Aim -
Restate the data exactly as given and keep the pictures out.

------------------------------------------------

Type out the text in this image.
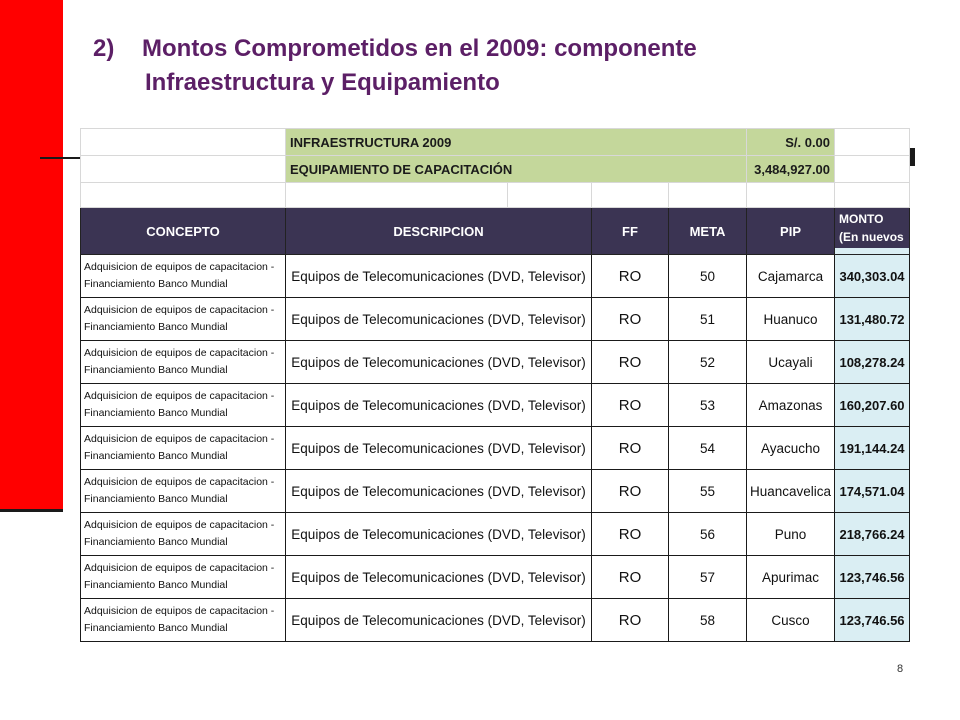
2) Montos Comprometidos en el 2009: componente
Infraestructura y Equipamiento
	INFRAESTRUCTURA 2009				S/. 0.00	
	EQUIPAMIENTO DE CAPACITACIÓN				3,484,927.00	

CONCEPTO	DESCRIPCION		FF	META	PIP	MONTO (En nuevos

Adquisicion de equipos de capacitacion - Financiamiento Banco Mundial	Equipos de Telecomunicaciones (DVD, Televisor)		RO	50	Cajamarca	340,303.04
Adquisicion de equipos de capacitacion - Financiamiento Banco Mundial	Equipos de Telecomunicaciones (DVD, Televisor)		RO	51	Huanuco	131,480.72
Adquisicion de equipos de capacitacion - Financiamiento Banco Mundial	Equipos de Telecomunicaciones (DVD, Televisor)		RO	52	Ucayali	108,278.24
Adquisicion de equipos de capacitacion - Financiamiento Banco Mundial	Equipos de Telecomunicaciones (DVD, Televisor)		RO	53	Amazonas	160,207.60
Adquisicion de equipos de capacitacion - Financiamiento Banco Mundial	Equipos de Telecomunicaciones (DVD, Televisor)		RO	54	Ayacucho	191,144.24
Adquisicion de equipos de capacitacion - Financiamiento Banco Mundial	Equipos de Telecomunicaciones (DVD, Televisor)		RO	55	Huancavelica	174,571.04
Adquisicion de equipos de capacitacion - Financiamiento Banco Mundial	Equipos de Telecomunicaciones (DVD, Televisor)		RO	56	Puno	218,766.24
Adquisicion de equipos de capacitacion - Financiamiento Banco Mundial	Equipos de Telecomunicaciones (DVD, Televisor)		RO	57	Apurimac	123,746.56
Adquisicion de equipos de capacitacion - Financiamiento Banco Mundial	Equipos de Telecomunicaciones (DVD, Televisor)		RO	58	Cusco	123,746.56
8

------------------------------------------------

Response to the task -
Type out the text in this image.
2) Montos Comprometidos en el 2009: componente
Infraestructura y Equipamiento
	INFRAESTRUCTURA 2009				S/. 0.00	
	EQUIPAMIENTO DE CAPACITACIÓN				3,484,927.00	

CONCEPTO	DESCRIPCION		FF	META	PIP	MONTO (En nuevos

Adquisicion de equipos de capacitacion - Financiamiento Banco Mundial	Equipos de Telecomunicaciones (DVD, Televisor)		RO	50	Cajamarca	340,303.04
Adquisicion de equipos de capacitacion - Financiamiento Banco Mundial	Equipos de Telecomunicaciones (DVD, Televisor)		RO	51	Huanuco	131,480.72
Adquisicion de equipos de capacitacion - Financiamiento Banco Mundial	Equipos de Telecomunicaciones (DVD, Televisor)		RO	52	Ucayali	108,278.24
Adquisicion de equipos de capacitacion - Financiamiento Banco Mundial	Equipos de Telecomunicaciones (DVD, Televisor)		RO	53	Amazonas	160,207.60
Adquisicion de equipos de capacitacion - Financiamiento Banco Mundial	Equipos de Telecomunicaciones (DVD, Televisor)		RO	54	Ayacucho	191,144.24
Adquisicion de equipos de capacitacion - Financiamiento Banco Mundial	Equipos de Telecomunicaciones (DVD, Televisor)		RO	55	Huancavelica	174,571.04
Adquisicion de equipos de capacitacion - Financiamiento Banco Mundial	Equipos de Telecomunicaciones (DVD, Televisor)		RO	56	Puno	218,766.24
Adquisicion de equipos de capacitacion - Financiamiento Banco Mundial	Equipos de Telecomunicaciones (DVD, Televisor)		RO	57	Apurimac	123,746.56
Adquisicion de equipos de capacitacion - Financiamiento Banco Mundial	Equipos de Telecomunicaciones (DVD, Televisor)		RO	58	Cusco	123,746.56
8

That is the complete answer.